Алла Латынина - Комментарии: Заметки о современной литературе
Статья о романе Солженицына «В круге первом», опубликованная в июле 1992-го, не слишком отличается по методологии от большинства давыдовских статей. Солженицын, разумеется, тоже не понимает, что пишет. Вы думаете, он обвиняет режим, посылающий людей в тюрьмы и лагеря, рисует мучения заключенных, оказавшихся даже не в пекле, а в самом первом, легком круге ада? Ничего подобного, берется доказать Давыдов, Солженицын тюрьму и лагерь прославляет.
Почему это Иннокентий Володин засматривается на здание Лубянки, а Глеб Нержин хочет проникнуть в тайну Главной тюрьмы страны? Значит, они хотят туда сесть.

(Списки областей элементов)
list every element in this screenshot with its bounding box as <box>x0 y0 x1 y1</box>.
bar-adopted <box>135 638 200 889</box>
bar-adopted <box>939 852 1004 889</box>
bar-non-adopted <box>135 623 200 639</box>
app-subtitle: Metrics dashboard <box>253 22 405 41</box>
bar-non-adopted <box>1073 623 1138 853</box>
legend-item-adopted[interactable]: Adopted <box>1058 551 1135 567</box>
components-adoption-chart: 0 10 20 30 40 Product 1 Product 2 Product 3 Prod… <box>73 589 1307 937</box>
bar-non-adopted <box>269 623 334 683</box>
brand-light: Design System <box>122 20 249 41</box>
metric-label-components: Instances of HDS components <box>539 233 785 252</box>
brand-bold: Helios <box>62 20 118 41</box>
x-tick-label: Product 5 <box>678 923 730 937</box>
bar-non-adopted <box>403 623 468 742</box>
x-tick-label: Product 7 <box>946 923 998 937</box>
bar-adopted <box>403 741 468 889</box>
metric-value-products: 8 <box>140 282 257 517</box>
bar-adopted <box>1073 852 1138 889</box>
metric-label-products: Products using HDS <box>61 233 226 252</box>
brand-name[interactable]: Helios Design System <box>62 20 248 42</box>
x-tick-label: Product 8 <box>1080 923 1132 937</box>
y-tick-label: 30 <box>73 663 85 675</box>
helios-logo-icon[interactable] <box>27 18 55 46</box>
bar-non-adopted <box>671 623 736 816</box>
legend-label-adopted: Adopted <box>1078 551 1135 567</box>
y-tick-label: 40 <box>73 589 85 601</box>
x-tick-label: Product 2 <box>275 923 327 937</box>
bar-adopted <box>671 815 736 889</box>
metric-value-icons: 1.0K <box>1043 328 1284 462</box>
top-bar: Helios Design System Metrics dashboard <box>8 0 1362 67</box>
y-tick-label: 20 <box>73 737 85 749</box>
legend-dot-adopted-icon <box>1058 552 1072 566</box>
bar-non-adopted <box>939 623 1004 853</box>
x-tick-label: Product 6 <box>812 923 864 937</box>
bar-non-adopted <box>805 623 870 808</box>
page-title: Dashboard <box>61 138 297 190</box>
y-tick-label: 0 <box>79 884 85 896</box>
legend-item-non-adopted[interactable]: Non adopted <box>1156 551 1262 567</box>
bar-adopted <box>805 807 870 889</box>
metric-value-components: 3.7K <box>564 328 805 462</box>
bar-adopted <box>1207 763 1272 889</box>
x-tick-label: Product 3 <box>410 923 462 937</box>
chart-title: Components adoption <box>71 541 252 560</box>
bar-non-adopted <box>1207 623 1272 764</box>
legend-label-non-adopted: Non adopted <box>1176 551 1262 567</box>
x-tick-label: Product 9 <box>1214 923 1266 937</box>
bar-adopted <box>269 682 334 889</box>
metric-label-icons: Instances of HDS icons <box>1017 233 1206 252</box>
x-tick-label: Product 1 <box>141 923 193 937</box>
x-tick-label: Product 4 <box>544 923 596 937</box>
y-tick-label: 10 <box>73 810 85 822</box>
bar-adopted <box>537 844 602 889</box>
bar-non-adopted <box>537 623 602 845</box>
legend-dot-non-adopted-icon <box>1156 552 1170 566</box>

▸ **Что сделать**:
Дословно перепишите из текста фрагмент между словами «Алла Латынина - Комментарии: Заметки» и «и лагерь прославляет.» включительно. Записи представляют собой отдельный материал.

▸ **Выполненное задание**:
Алла Латынина - Комментарии: Заметки о современной литературе
Статья о романе Солженицына «В круге первом», опубликованная в июле 1992-го, не слишком отличается по методологии от большинства давыдовских статей. Солженицын, разумеется, тоже не понимает, что пишет. Вы думаете, он обвиняет режим, посылающий людей в тюрьмы и лагеря, рисует мучения заключенных, оказавшихся даже не в пекле, а в самом первом, легком круге ада? Ничего подобного, берется доказать Давыдов, Солженицын тюрьму и лагерь прославляет.